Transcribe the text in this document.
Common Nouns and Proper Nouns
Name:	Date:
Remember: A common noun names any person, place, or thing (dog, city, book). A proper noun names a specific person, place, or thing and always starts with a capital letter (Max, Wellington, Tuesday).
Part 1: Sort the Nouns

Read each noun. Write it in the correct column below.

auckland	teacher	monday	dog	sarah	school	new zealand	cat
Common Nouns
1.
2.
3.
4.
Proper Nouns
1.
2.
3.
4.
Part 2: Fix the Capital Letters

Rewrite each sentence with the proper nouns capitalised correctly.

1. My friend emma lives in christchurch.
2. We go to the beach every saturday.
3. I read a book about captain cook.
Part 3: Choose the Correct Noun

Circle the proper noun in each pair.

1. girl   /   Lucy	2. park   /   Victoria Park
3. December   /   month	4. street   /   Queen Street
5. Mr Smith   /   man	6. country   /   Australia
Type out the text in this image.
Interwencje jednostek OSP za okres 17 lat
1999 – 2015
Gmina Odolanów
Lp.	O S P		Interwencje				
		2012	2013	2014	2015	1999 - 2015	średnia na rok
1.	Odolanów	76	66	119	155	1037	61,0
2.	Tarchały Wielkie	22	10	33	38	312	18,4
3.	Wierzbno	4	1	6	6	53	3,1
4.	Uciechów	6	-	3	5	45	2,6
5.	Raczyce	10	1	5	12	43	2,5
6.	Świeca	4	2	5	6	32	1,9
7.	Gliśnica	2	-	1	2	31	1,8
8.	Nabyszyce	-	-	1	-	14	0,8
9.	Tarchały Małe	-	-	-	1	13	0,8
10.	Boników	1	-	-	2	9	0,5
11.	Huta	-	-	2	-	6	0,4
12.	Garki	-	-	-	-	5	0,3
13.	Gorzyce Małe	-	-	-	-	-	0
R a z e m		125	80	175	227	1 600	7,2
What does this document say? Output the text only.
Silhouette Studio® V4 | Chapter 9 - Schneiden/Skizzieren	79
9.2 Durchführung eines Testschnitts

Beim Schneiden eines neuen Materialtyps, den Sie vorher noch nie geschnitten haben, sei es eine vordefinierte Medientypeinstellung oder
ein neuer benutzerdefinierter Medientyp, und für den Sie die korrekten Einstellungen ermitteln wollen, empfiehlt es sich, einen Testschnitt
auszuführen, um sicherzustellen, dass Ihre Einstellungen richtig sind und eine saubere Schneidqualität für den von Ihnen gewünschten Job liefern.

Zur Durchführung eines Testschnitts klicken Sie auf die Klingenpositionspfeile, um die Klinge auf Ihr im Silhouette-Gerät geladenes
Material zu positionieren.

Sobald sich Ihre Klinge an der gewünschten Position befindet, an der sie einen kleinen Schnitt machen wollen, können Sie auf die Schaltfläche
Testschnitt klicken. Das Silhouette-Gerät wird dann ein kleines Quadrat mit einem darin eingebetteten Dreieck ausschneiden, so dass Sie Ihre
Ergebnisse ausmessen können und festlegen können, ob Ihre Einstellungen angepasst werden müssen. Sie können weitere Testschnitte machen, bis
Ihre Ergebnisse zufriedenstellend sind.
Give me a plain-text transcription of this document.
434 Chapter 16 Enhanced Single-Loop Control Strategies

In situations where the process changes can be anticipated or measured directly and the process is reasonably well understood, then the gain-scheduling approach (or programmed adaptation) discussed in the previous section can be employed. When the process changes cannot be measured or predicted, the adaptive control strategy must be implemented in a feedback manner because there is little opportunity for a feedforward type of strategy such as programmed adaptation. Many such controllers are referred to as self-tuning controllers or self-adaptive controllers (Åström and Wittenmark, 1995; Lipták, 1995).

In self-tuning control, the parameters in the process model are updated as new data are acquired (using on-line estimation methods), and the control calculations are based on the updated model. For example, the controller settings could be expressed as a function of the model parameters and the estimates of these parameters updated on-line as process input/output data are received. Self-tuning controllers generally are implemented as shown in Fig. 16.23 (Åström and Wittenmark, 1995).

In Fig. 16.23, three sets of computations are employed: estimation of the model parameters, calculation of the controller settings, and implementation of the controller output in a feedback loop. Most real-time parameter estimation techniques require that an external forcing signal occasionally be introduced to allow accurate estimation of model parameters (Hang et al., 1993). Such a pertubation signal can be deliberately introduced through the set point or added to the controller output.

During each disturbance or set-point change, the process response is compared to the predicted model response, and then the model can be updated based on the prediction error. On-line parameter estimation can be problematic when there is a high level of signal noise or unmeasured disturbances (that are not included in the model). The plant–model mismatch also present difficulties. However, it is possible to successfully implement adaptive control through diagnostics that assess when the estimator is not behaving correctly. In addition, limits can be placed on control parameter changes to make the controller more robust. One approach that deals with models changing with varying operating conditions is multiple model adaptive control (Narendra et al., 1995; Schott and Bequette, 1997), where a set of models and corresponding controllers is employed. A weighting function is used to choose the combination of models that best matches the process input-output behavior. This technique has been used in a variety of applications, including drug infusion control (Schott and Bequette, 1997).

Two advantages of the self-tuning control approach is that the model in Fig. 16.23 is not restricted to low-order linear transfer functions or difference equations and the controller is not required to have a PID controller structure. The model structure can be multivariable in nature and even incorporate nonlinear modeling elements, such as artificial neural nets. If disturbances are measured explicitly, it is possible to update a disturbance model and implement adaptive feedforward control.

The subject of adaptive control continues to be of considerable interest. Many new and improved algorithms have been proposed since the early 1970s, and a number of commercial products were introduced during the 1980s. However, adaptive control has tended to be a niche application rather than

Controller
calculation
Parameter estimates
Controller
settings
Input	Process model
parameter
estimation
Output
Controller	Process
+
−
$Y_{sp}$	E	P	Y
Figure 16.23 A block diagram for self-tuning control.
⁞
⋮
************
(EXERCISE GOAL):
Copy each line of the data exactly, leaving nothing out.

(RESULT OF THE TASK):
Transcribe the text in this document.
Common Nouns and Proper Nouns
Name:	Date:
Remember: A common noun names any person, place, or thing (dog, city, book). A proper noun names a specific person, place, or thing and always starts with a capital letter (Max, Wellington, Tuesday).
Part 1: Sort the Nouns

Read each noun. Write it in the correct column below.

auckland	teacher	monday	dog	sarah	school	new zealand	cat
Common Nouns
1.
2.
3.
4.
Proper Nouns
1.
2.
3.
4.
Part 2: Fix the Capital Letters

Rewrite each sentence with the proper nouns capitalised correctly.

1. My friend emma lives in christchurch.
2. We go to the beach every saturday.
3. I read a book about captain cook.
Part 3: Choose the Correct Noun

Circle the proper noun in each pair.

1. girl   /   Lucy	2. park   /   Victoria Park
3. December   /   month	4. street   /   Queen Street
5. Mr Smith   /   man	6. country   /   Australia
Type out the text in this image.
Interwencje jednostek OSP za okres 17 lat
1999 – 2015
Gmina Odolanów
Lp.	O S P		Interwencje				
		2012	2013	2014	2015	1999 - 2015	średnia na rok
1.	Odolanów	76	66	119	155	1037	61,0
2.	Tarchały Wielkie	22	10	33	38	312	18,4
3.	Wierzbno	4	1	6	6	53	3,1
4.	Uciechów	6	-	3	5	45	2,6
5.	Raczyce	10	1	5	12	43	2,5
6.	Świeca	4	2	5	6	32	1,9
7.	Gliśnica	2	-	1	2	31	1,8
8.	Nabyszyce	-	-	1	-	14	0,8
9.	Tarchały Małe	-	-	-	1	13	0,8
10.	Boników	1	-	-	2	9	0,5
11.	Huta	-	-	2	-	6	0,4
12.	Garki	-	-	-	-	5	0,3
13.	Gorzyce Małe	-	-	-	-	-	0
R a z e m		125	80	175	227	1 600	7,2
What does this document say? Output the text only.
Silhouette Studio® V4 | Chapter 9 - Schneiden/Skizzieren	79
9.2 Durchführung eines Testschnitts

Beim Schneiden eines neuen Materialtyps, den Sie vorher noch nie geschnitten haben, sei es eine vordefinierte Medientypeinstellung oder
ein neuer benutzerdefinierter Medientyp, und für den Sie die korrekten Einstellungen ermitteln wollen, empfiehlt es sich, einen Testschnitt
auszuführen, um sicherzustellen, dass Ihre Einstellungen richtig sind und eine saubere Schneidqualität für den von Ihnen gewünschten Job liefern.

Zur Durchführung eines Testschnitts klicken Sie auf die Klingenpositionspfeile, um die Klinge auf Ihr im Silhouette-Gerät geladenes
Material zu positionieren.

Sobald sich Ihre Klinge an der gewünschten Position befindet, an der sie einen kleinen Schnitt machen wollen, können Sie auf die Schaltfläche
Testschnitt klicken. Das Silhouette-Gerät wird dann ein kleines Quadrat mit einem darin eingebetteten Dreieck ausschneiden, so dass Sie Ihre
Ergebnisse ausmessen können und festlegen können, ob Ihre Einstellungen angepasst werden müssen. Sie können weitere Testschnitte machen, bis
Ihre Ergebnisse zufriedenstellend sind.
Give me a plain-text transcription of this document.
434 Chapter 16 Enhanced Single-Loop Control Strategies

In situations where the process changes can be anticipated or measured directly and the process is reasonably well understood, then the gain-scheduling approach (or programmed adaptation) discussed in the previous section can be employed. When the process changes cannot be measured or predicted, the adaptive control strategy must be implemented in a feedback manner because there is little opportunity for a feedforward type of strategy such as programmed adaptation. Many such controllers are referred to as self-tuning controllers or self-adaptive controllers (Åström and Wittenmark, 1995; Lipták, 1995).

In self-tuning control, the parameters in the process model are updated as new data are acquired (using on-line estimation methods), and the control calculations are based on the updated model. For example, the controller settings could be expressed as a function of the model parameters and the estimates of these parameters updated on-line as process input/output data are received. Self-tuning controllers generally are implemented as shown in Fig. 16.23 (Åström and Wittenmark, 1995).

In Fig. 16.23, three sets of computations are employed: estimation of the model parameters, calculation of the controller settings, and implementation of the controller output in a feedback loop. Most real-time parameter estimation techniques require that an external forcing signal occasionally be introduced to allow accurate estimation of model parameters (Hang et al., 1993). Such a pertubation signal can be deliberately introduced through the set point or added to the controller output.

During each disturbance or set-point change, the process response is compared to the predicted model response, and then the model can be updated based on the prediction error. On-line parameter estimation can be problematic when there is a high level of signal noise or unmeasured disturbances (that are not included in the model). The plant–model mismatch also present difficulties. However, it is possible to successfully implement adaptive control through diagnostics that assess when the estimator is not behaving correctly. In addition, limits can be placed on control parameter changes to make the controller more robust. One approach that deals with models changing with varying operating conditions is multiple model adaptive control (Narendra et al., 1995; Schott and Bequette, 1997), where a set of models and corresponding controllers is employed. A weighting function is used to choose the combination of models that best matches the process input-output behavior. This technique has been used in a variety of applications, including drug infusion control (Schott and Bequette, 1997).

Two advantages of the self-tuning control approach is that the model in Fig. 16.23 is not restricted to low-order linear transfer functions or difference equations and the controller is not required to have a PID controller structure. The model structure can be multivariable in nature and even incorporate nonlinear modeling elements, such as artificial neural nets. If disturbances are measured explicitly, it is possible to update a disturbance model and implement adaptive feedforward control.

The subject of adaptive control continues to be of considerable interest. Many new and improved algorithms have been proposed since the early 1970s, and a number of commercial products were introduced during the 1980s. However, adaptive control has tended to be a niche application rather than

Controller
calculation
Parameter estimates
Controller
settings
Input	Process model
parameter
estimation
Output
Controller	Process
+
−
$Y_{sp}$	E	P	Y
Figure 16.23 A block diagram for self-tuning control.
⁞
⋮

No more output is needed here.